To be done:
The listing beneath should be written out in full, exactly as shown.

— start Raw records —

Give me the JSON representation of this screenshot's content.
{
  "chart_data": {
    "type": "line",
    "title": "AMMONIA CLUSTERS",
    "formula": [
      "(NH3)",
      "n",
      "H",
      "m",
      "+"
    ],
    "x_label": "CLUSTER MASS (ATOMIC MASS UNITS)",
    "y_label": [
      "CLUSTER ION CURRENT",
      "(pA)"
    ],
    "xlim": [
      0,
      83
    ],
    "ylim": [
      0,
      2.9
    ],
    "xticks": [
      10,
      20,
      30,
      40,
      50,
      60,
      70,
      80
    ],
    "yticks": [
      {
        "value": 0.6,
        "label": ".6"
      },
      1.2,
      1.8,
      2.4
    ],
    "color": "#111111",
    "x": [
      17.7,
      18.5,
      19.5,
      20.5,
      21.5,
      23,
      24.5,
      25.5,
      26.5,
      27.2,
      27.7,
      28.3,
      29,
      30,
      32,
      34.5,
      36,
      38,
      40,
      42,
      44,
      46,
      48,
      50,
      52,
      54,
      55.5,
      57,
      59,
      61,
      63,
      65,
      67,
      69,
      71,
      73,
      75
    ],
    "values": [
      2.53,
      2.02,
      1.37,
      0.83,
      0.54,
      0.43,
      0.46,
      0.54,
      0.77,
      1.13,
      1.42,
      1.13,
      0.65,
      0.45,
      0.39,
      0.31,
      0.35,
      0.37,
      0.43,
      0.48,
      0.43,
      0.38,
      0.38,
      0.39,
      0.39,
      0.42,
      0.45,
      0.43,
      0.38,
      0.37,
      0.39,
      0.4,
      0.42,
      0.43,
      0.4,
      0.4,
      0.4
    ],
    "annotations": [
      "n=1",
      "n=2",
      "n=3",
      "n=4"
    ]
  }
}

— end Raw records —

Written answer:
Give me the JSON representation of this screenshot's content.
{
  "chart_data": {
    "type": "line",
    "title": "AMMONIA CLUSTERS",
    "formula": [
      "(NH3)",
      "n",
      "H",
      "m",
      "+"
    ],
    "x_label": "CLUSTER MASS (ATOMIC MASS UNITS)",
    "y_label": [
      "CLUSTER ION CURRENT",
      "(pA)"
    ],
    "xlim": [
      0,
      83
    ],
    "ylim": [
      0,
      2.9
    ],
    "xticks": [
      10,
      20,
      30,
      40,
      50,
      60,
      70,
      80
    ],
    "yticks": [
      {
        "value": 0.6,
        "label": ".6"
      },
      1.2,
      1.8,
      2.4
    ],
    "color": "#111111",
    "x": [
      17.7,
      18.5,
      19.5,
      20.5,
      21.5,
      23,
      24.5,
      25.5,
      26.5,
      27.2,
      27.7,
      28.3,
      29,
      30,
      32,
      34.5,
      36,
      38,
      40,
      42,
      44,
      46,
      48,
      50,
      52,
      54,
      55.5,
      57,
      59,
      61,
      63,
      65,
      67,
      69,
      71,
      73,
      75
    ],
    "values": [
      2.53,
      2.02,
      1.37,
      0.83,
      0.54,
      0.43,
      0.46,
      0.54,
      0.77,
      1.13,
      1.42,
      1.13,
      0.65,
      0.45,
      0.39,
      0.31,
      0.35,
      0.37,
      0.43,
      0.48,
      0.43,
      0.38,
      0.38,
      0.39,
      0.39,
      0.42,
      0.45,
      0.43,
      0.38,
      0.37,
      0.39,
      0.4,
      0.42,
      0.43,
      0.4,
      0.4,
      0.4
    ],
    "annotations": [
      "n=1",
      "n=2",
      "n=3",
      "n=4"
    ]
  }
}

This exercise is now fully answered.